(Element position data)
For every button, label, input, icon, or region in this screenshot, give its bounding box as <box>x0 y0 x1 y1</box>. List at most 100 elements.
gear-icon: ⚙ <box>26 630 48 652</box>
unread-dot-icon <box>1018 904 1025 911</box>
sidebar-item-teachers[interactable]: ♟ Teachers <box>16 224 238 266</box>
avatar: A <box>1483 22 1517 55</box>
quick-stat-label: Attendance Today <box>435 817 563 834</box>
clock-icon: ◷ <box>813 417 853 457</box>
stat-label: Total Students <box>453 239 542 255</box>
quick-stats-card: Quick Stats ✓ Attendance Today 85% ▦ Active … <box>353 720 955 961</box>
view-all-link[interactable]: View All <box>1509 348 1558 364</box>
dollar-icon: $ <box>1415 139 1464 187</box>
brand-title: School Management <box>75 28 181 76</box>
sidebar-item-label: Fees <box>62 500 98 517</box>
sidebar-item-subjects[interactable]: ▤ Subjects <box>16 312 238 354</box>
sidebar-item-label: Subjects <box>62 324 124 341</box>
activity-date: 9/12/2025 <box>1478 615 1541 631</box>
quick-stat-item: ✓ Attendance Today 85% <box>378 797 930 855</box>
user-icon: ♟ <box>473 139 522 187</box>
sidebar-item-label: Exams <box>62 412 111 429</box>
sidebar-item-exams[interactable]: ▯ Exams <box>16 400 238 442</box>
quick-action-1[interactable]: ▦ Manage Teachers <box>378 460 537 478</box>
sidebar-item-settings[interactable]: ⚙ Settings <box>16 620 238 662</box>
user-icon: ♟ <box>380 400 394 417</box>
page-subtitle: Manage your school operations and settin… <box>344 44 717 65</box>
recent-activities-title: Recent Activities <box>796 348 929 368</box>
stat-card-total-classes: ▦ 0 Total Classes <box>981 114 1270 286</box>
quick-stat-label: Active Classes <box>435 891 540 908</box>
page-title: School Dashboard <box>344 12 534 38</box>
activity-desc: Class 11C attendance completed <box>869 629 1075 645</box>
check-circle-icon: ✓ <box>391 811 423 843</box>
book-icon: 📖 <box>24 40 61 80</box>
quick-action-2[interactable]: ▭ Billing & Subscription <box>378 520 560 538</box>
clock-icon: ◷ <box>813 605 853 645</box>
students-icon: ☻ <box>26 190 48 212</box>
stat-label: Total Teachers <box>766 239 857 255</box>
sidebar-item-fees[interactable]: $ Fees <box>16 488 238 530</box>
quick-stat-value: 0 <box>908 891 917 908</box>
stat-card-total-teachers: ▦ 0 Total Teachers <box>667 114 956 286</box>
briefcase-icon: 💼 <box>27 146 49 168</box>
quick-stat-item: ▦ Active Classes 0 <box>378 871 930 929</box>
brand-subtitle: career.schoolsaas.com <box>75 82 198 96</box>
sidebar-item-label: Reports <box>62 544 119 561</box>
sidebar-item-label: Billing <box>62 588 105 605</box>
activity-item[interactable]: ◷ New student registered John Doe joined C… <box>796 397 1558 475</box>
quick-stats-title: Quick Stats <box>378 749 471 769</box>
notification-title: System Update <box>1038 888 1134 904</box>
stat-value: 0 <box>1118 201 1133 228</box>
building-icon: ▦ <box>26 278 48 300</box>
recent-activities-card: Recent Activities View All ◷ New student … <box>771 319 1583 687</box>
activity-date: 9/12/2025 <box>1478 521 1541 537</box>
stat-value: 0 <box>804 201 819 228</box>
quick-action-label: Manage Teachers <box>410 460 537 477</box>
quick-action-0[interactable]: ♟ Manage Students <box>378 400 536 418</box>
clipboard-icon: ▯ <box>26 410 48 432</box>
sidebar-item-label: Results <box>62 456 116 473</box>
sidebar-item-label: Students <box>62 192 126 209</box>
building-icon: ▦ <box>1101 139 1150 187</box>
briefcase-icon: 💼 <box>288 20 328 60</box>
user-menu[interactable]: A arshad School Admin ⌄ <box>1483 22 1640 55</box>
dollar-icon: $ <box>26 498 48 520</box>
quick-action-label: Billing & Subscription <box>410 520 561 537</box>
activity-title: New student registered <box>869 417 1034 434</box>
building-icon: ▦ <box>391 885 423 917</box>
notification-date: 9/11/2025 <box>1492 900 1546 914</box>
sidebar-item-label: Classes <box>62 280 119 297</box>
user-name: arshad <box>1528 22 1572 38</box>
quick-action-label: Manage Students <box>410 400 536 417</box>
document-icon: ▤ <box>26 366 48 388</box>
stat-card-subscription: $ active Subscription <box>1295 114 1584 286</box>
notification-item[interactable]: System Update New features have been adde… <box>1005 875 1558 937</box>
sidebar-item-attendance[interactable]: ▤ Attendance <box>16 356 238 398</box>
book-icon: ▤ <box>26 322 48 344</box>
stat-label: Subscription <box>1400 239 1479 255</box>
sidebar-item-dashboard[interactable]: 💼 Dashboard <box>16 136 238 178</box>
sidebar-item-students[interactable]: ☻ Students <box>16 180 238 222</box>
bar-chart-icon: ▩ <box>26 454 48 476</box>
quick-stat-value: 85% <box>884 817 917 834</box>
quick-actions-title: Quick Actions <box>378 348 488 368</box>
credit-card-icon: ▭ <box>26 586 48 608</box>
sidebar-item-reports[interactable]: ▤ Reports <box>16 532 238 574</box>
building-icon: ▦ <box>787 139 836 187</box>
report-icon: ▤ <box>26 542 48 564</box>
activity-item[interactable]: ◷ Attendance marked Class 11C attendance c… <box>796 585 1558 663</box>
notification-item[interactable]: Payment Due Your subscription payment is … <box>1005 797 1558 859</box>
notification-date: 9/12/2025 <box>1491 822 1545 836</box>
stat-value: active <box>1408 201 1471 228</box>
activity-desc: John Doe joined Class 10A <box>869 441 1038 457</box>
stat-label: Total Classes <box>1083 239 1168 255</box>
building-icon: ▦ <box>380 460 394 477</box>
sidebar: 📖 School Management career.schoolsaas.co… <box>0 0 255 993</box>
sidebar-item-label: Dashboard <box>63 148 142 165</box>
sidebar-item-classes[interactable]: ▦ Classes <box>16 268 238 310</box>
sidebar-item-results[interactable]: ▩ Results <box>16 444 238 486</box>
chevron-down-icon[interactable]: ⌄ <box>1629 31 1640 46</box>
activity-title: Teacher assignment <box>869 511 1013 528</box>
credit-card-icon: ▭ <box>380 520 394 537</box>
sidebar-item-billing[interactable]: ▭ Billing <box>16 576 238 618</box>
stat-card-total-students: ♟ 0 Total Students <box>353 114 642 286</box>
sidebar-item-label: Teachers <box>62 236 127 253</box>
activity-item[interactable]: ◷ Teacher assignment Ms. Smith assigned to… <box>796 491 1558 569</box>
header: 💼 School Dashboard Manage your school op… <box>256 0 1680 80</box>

- **WHAT YOU NEED TO DO**
Reproduce these items line for line, with no changes.

- **RESPONSE TO THIS TASK**
For every button, label, input, icon, or region in this screenshot, give its bounding box as <box>x0 y0 x1 y1</box>. List at most 100 elements.
gear-icon: ⚙ <box>26 630 48 652</box>
unread-dot-icon <box>1018 904 1025 911</box>
sidebar-item-teachers[interactable]: ♟ Teachers <box>16 224 238 266</box>
avatar: A <box>1483 22 1517 55</box>
quick-stat-label: Attendance Today <box>435 817 563 834</box>
clock-icon: ◷ <box>813 417 853 457</box>
stat-label: Total Students <box>453 239 542 255</box>
quick-stats-card: Quick Stats ✓ Attendance Today 85% ▦ Active … <box>353 720 955 961</box>
view-all-link[interactable]: View All <box>1509 348 1558 364</box>
dollar-icon: $ <box>1415 139 1464 187</box>
brand-title: School Management <box>75 28 181 76</box>
sidebar-item-label: Fees <box>62 500 98 517</box>
sidebar-item-subjects[interactable]: ▤ Subjects <box>16 312 238 354</box>
sidebar-item-label: Subjects <box>62 324 124 341</box>
activity-date: 9/12/2025 <box>1478 615 1541 631</box>
quick-stat-item: ✓ Attendance Today 85% <box>378 797 930 855</box>
user-icon: ♟ <box>473 139 522 187</box>
sidebar-item-label: Exams <box>62 412 111 429</box>
sidebar-item-exams[interactable]: ▯ Exams <box>16 400 238 442</box>
quick-action-1[interactable]: ▦ Manage Teachers <box>378 460 537 478</box>
sidebar-item-settings[interactable]: ⚙ Settings <box>16 620 238 662</box>
user-icon: ♟ <box>380 400 394 417</box>
page-subtitle: Manage your school operations and settin… <box>344 44 717 65</box>
recent-activities-title: Recent Activities <box>796 348 929 368</box>
stat-card-total-classes: ▦ 0 Total Classes <box>981 114 1270 286</box>
quick-stat-label: Active Classes <box>435 891 540 908</box>
page-title: School Dashboard <box>344 12 534 38</box>
activity-desc: Class 11C attendance completed <box>869 629 1075 645</box>
check-circle-icon: ✓ <box>391 811 423 843</box>
book-icon: 📖 <box>24 40 61 80</box>
quick-action-2[interactable]: ▭ Billing & Subscription <box>378 520 560 538</box>
clock-icon: ◷ <box>813 605 853 645</box>
students-icon: ☻ <box>26 190 48 212</box>
stat-label: Total Teachers <box>766 239 857 255</box>
sidebar-item-fees[interactable]: $ Fees <box>16 488 238 530</box>
quick-stat-value: 0 <box>908 891 917 908</box>
stat-card-total-teachers: ▦ 0 Total Teachers <box>667 114 956 286</box>
briefcase-icon: 💼 <box>27 146 49 168</box>
quick-stat-item: ▦ Active Classes 0 <box>378 871 930 929</box>
brand-subtitle: career.schoolsaas.com <box>75 82 198 96</box>
sidebar-item-label: Reports <box>62 544 119 561</box>
sidebar-item-label: Billing <box>62 588 105 605</box>
activity-item[interactable]: ◷ New student registered John Doe joined C… <box>796 397 1558 475</box>
quick-stats-title: Quick Stats <box>378 749 471 769</box>
notification-title: System Update <box>1038 888 1134 904</box>
stat-value: 0 <box>1118 201 1133 228</box>
building-icon: ▦ <box>26 278 48 300</box>
recent-activities-card: Recent Activities View All ◷ New student … <box>771 319 1583 687</box>
activity-date: 9/12/2025 <box>1478 521 1541 537</box>
stat-value: 0 <box>804 201 819 228</box>
quick-action-label: Manage Teachers <box>410 460 537 477</box>
quick-action-0[interactable]: ♟ Manage Students <box>378 400 536 418</box>
clipboard-icon: ▯ <box>26 410 48 432</box>
sidebar-item-label: Results <box>62 456 116 473</box>
sidebar-item-label: Students <box>62 192 126 209</box>
building-icon: ▦ <box>1101 139 1150 187</box>
briefcase-icon: 💼 <box>288 20 328 60</box>
user-menu[interactable]: A arshad School Admin ⌄ <box>1483 22 1640 55</box>
dollar-icon: $ <box>26 498 48 520</box>
quick-action-label: Billing & Subscription <box>410 520 561 537</box>
activity-title: New student registered <box>869 417 1034 434</box>
building-icon: ▦ <box>391 885 423 917</box>
notification-date: 9/11/2025 <box>1492 900 1546 914</box>
sidebar-item-label: Classes <box>62 280 119 297</box>
user-name: arshad <box>1528 22 1572 38</box>
quick-action-label: Manage Students <box>410 400 536 417</box>
document-icon: ▤ <box>26 366 48 388</box>
stat-card-subscription: $ active Subscription <box>1295 114 1584 286</box>
notification-item[interactable]: System Update New features have been adde… <box>1005 875 1558 937</box>
sidebar-item-attendance[interactable]: ▤ Attendance <box>16 356 238 398</box>
book-icon: ▤ <box>26 322 48 344</box>
stat-label: Subscription <box>1400 239 1479 255</box>
sidebar-item-dashboard[interactable]: 💼 Dashboard <box>16 136 238 178</box>
sidebar-item-students[interactable]: ☻ Students <box>16 180 238 222</box>
bar-chart-icon: ▩ <box>26 454 48 476</box>
quick-stat-value: 85% <box>884 817 917 834</box>
quick-actions-title: Quick Actions <box>378 348 488 368</box>
credit-card-icon: ▭ <box>26 586 48 608</box>
sidebar-item-reports[interactable]: ▤ Reports <box>16 532 238 574</box>
building-icon: ▦ <box>787 139 836 187</box>
report-icon: ▤ <box>26 542 48 564</box>
activity-item[interactable]: ◷ Attendance marked Class 11C attendance c… <box>796 585 1558 663</box>
notification-item[interactable]: Payment Due Your subscription payment is … <box>1005 797 1558 859</box>
notification-date: 9/12/2025 <box>1491 822 1545 836</box>
stat-value: active <box>1408 201 1471 228</box>
activity-desc: John Doe joined Class 10A <box>869 441 1038 457</box>
stat-label: Total Classes <box>1083 239 1168 255</box>
building-icon: ▦ <box>380 460 394 477</box>
sidebar: 📖 School Management career.schoolsaas.co… <box>0 0 255 993</box>
sidebar-item-label: Dashboard <box>63 148 142 165</box>
sidebar-item-classes[interactable]: ▦ Classes <box>16 268 238 310</box>
sidebar-item-results[interactable]: ▩ Results <box>16 444 238 486</box>
chevron-down-icon[interactable]: ⌄ <box>1629 31 1640 46</box>
activity-title: Teacher assignment <box>869 511 1013 528</box>
credit-card-icon: ▭ <box>380 520 394 537</box>
sidebar-item-billing[interactable]: ▭ Billing <box>16 576 238 618</box>
stat-card-total-students: ♟ 0 Total Students <box>353 114 642 286</box>
sidebar-item-label: Teachers <box>62 236 127 253</box>
activity-item[interactable]: ◷ Teacher assignment Ms. Smith assigned to… <box>796 491 1558 569</box>
header: 💼 School Dashboard Manage your school op… <box>256 0 1680 80</box>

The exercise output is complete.